◆ **STATED EXERCISE**:
Locate every line in the material below that has the word "wind". Copy each of those lines.

◆ **RECORDS SUPPLIED**:
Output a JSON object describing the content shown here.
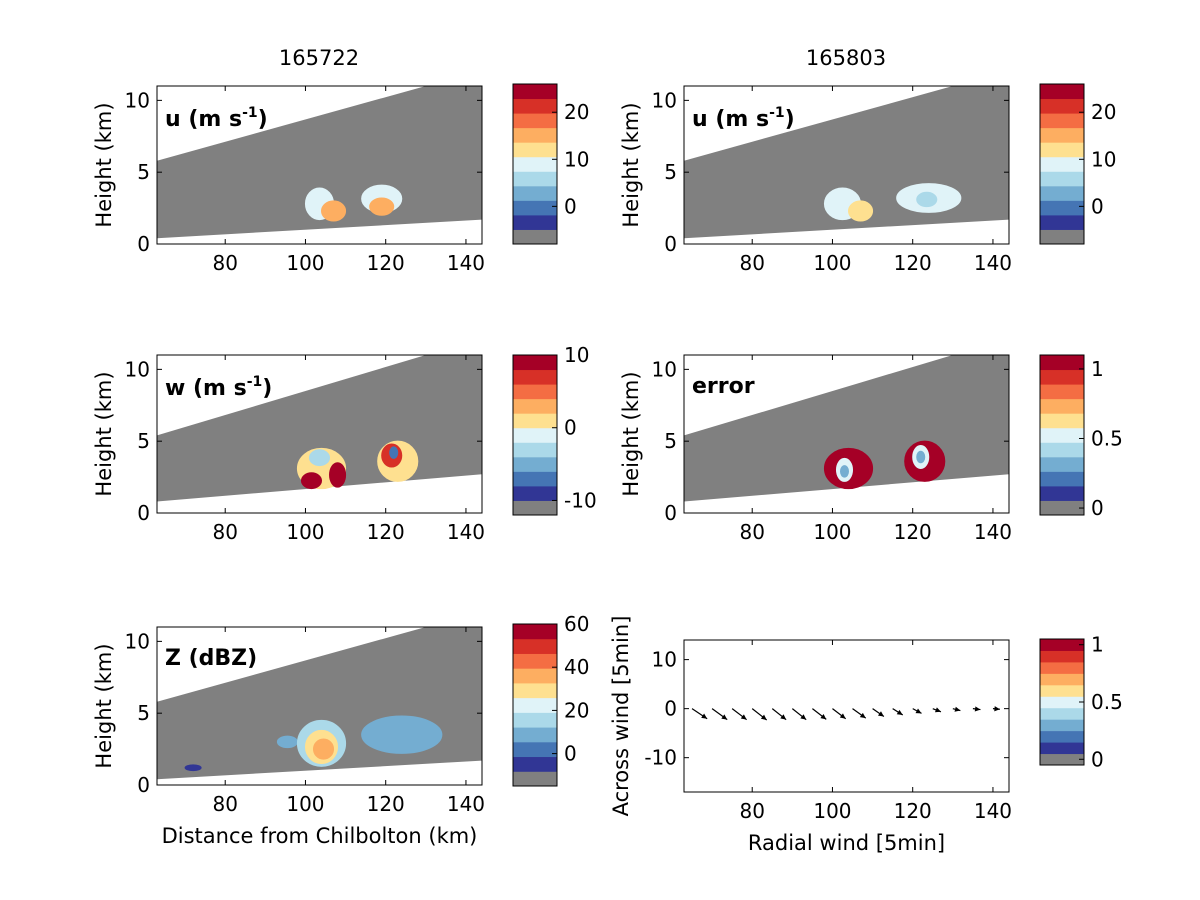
{
  "figure": {
    "column_titles": [
      "165722",
      "165803"
    ],
    "x_label": "Distance from Chilbolton (km)",
    "x_ticks": [
      "80",
      "100",
      "120",
      "140"
    ]
  },
  "palette": {
    "scale": [
      "#313695",
      "#4575b4",
      "#74add1",
      "#abd9e9",
      "#e0f3f8",
      "#fee090",
      "#fdae61",
      "#f46d43",
      "#d73027",
      "#a50026"
    ],
    "no_data": "#808080",
    "background": "#ffffff"
  },
  "chart_data": [
    {
      "type": "heatmap",
      "title": "165722",
      "label": "u (m s-1)",
      "label_main": "u (m s",
      "label_sup": "-1",
      "label_close": ")",
      "ylabel": "Height (km)",
      "xlim": [
        63,
        144
      ],
      "ylim": [
        0,
        11
      ],
      "x_ticks": [
        80,
        100,
        120,
        140
      ],
      "y_ticks": [
        0,
        5,
        10
      ],
      "colorbar": {
        "min": -8,
        "max": 26,
        "ticks": [
          0,
          10,
          20
        ],
        "tick_labels": [
          "0",
          "10",
          "20"
        ]
      },
      "scan_top": [
        [
          63,
          5.8
        ],
        [
          130,
          11
        ]
      ],
      "scan_bottom": [
        [
          63,
          0.4
        ],
        [
          144,
          1.7
        ]
      ],
      "echoes": [
        {
          "x": [
            100,
            107
          ],
          "y": [
            1.7,
            3.9
          ],
          "value": 8
        },
        {
          "x": [
            104,
            110
          ],
          "y": [
            1.6,
            3.0
          ],
          "value": 13
        },
        {
          "x": [
            114,
            124
          ],
          "y": [
            2.2,
            4.1
          ],
          "value": 8
        },
        {
          "x": [
            116,
            122
          ],
          "y": [
            2.0,
            3.2
          ],
          "value": 13
        }
      ]
    },
    {
      "type": "heatmap",
      "title": "165803",
      "label": "u (m s-1)",
      "label_main": "u (m s",
      "label_sup": "-1",
      "label_close": ")",
      "ylabel": "Height (km)",
      "xlim": [
        63,
        144
      ],
      "ylim": [
        0,
        11
      ],
      "x_ticks": [
        80,
        100,
        120,
        140
      ],
      "y_ticks": [
        0,
        5,
        10
      ],
      "colorbar": {
        "min": -8,
        "max": 26,
        "ticks": [
          0,
          10,
          20
        ],
        "tick_labels": [
          "0",
          "10",
          "20"
        ]
      },
      "scan_top": [
        [
          63,
          5.8
        ],
        [
          130,
          11
        ]
      ],
      "scan_bottom": [
        [
          63,
          0.4
        ],
        [
          144,
          1.7
        ]
      ],
      "echoes": [
        {
          "x": [
            98,
            107
          ],
          "y": [
            1.7,
            3.9
          ],
          "value": 8
        },
        {
          "x": [
            104,
            110
          ],
          "y": [
            1.6,
            3.0
          ],
          "value": 12
        },
        {
          "x": [
            116,
            132
          ],
          "y": [
            2.2,
            4.2
          ],
          "value": 8
        },
        {
          "x": [
            121,
            126
          ],
          "y": [
            2.6,
            3.6
          ],
          "value": 3
        }
      ]
    },
    {
      "type": "heatmap",
      "label": "w (m s-1)",
      "label_main": "w (m s",
      "label_sup": "-1",
      "label_close": ")",
      "ylabel": "Height (km)",
      "xlim": [
        63,
        144
      ],
      "ylim": [
        0,
        11
      ],
      "x_ticks": [
        80,
        100,
        120,
        140
      ],
      "y_ticks": [
        0,
        5,
        10
      ],
      "colorbar": {
        "min": -12,
        "max": 10,
        "ticks": [
          -10,
          0,
          10
        ],
        "tick_labels": [
          "-10",
          "0",
          "10"
        ]
      },
      "scan_top": [
        [
          63,
          5.4
        ],
        [
          130,
          11
        ]
      ],
      "scan_bottom": [
        [
          63,
          0.8
        ],
        [
          144,
          2.7
        ]
      ],
      "echoes": [
        {
          "x": [
            98,
            110
          ],
          "y": [
            1.7,
            4.5
          ],
          "value": 1
        },
        {
          "x": [
            99,
            104
          ],
          "y": [
            1.7,
            2.8
          ],
          "value": 8
        },
        {
          "x": [
            106,
            110
          ],
          "y": [
            1.8,
            3.5
          ],
          "value": 9
        },
        {
          "x": [
            101,
            106
          ],
          "y": [
            3.3,
            4.4
          ],
          "value": -4
        },
        {
          "x": [
            118,
            128
          ],
          "y": [
            2.2,
            5.0
          ],
          "value": 1
        },
        {
          "x": [
            119,
            124
          ],
          "y": [
            3.2,
            4.8
          ],
          "value": 7
        },
        {
          "x": [
            121,
            123
          ],
          "y": [
            3.8,
            4.6
          ],
          "value": -8
        }
      ]
    },
    {
      "type": "heatmap",
      "label": "error",
      "ylabel": "Height (km)",
      "xlim": [
        63,
        144
      ],
      "ylim": [
        0,
        11
      ],
      "x_ticks": [
        80,
        100,
        120,
        140
      ],
      "y_ticks": [
        0,
        5,
        10
      ],
      "colorbar": {
        "min": -0.05,
        "max": 1.1,
        "ticks": [
          0,
          0.5,
          1
        ],
        "tick_labels": [
          "0",
          "0.5",
          "1"
        ]
      },
      "scan_top": [
        [
          63,
          5.4
        ],
        [
          130,
          11
        ]
      ],
      "scan_bottom": [
        [
          63,
          0.8
        ],
        [
          144,
          2.7
        ]
      ],
      "echoes": [
        {
          "x": [
            98,
            110
          ],
          "y": [
            1.7,
            4.5
          ],
          "value": 1.05
        },
        {
          "x": [
            101,
            105
          ],
          "y": [
            2.2,
            3.8
          ],
          "value": 0.45
        },
        {
          "x": [
            102,
            104
          ],
          "y": [
            2.5,
            3.3
          ],
          "value": 0.2
        },
        {
          "x": [
            118,
            128
          ],
          "y": [
            2.2,
            5.0
          ],
          "value": 1.05
        },
        {
          "x": [
            120,
            124
          ],
          "y": [
            3.1,
            4.7
          ],
          "value": 0.5
        },
        {
          "x": [
            121,
            123
          ],
          "y": [
            3.5,
            4.3
          ],
          "value": 0.25
        }
      ]
    },
    {
      "type": "heatmap",
      "label": "Z (dBZ)",
      "ylabel": "Height (km)",
      "xlabel": "Distance from Chilbolton (km)",
      "xlim": [
        63,
        144
      ],
      "ylim": [
        0,
        11
      ],
      "x_ticks": [
        80,
        100,
        120,
        140
      ],
      "y_ticks": [
        0,
        5,
        10
      ],
      "colorbar": {
        "min": -15,
        "max": 60,
        "ticks": [
          0,
          20,
          40,
          60
        ],
        "tick_labels": [
          "0",
          "20",
          "40",
          "60"
        ]
      },
      "scan_top": [
        [
          63,
          5.8
        ],
        [
          130,
          11
        ]
      ],
      "scan_bottom": [
        [
          63,
          0.4
        ],
        [
          144,
          1.7
        ]
      ],
      "echoes": [
        {
          "x": [
            93,
            98
          ],
          "y": [
            2.6,
            3.4
          ],
          "value": 5
        },
        {
          "x": [
            98,
            110
          ],
          "y": [
            1.3,
            4.5
          ],
          "value": 12
        },
        {
          "x": [
            100,
            108
          ],
          "y": [
            1.5,
            3.8
          ],
          "value": 24
        },
        {
          "x": [
            102,
            107
          ],
          "y": [
            1.8,
            3.2
          ],
          "value": 30
        },
        {
          "x": [
            114,
            134
          ],
          "y": [
            2.2,
            4.8
          ],
          "value": 3
        },
        {
          "x": [
            70,
            74
          ],
          "y": [
            1.0,
            1.4
          ],
          "value": -10
        }
      ]
    },
    {
      "type": "scatter",
      "subtype": "quiver",
      "xlabel": "Radial wind [5min]",
      "ylabel": "Across wind [5min]",
      "xlim": [
        63,
        144
      ],
      "ylim": [
        -17,
        14
      ],
      "x_ticks": [
        80,
        100,
        120,
        140
      ],
      "y_ticks": [
        -10,
        0,
        10
      ],
      "colorbar": {
        "min": -0.05,
        "max": 1.05,
        "ticks": [
          0,
          0.5,
          1
        ],
        "tick_labels": [
          "0",
          "0.5",
          "1"
        ]
      },
      "x": [
        65,
        70,
        75,
        80,
        85,
        90,
        95,
        100,
        105,
        110,
        115,
        120,
        125,
        130,
        135,
        140
      ],
      "u": [
        2.4,
        2.4,
        2.3,
        2.3,
        2.2,
        2.2,
        2.2,
        2.1,
        2.1,
        1.8,
        1.6,
        1.4,
        1.3,
        1.2,
        1.2,
        1.1
      ],
      "v": [
        -3.2,
        -3.5,
        -3.5,
        -3.6,
        -3.5,
        -3.5,
        -3.4,
        -3.2,
        -3.0,
        -2.5,
        -2.0,
        -1.5,
        -1.0,
        -0.6,
        -0.3,
        -0.2
      ]
    }
  ]
}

◆ **RESPONSE TO THE TASK**:
      "xlabel": "Radial wind [5min]",
      "ylabel": "Across wind [5min]",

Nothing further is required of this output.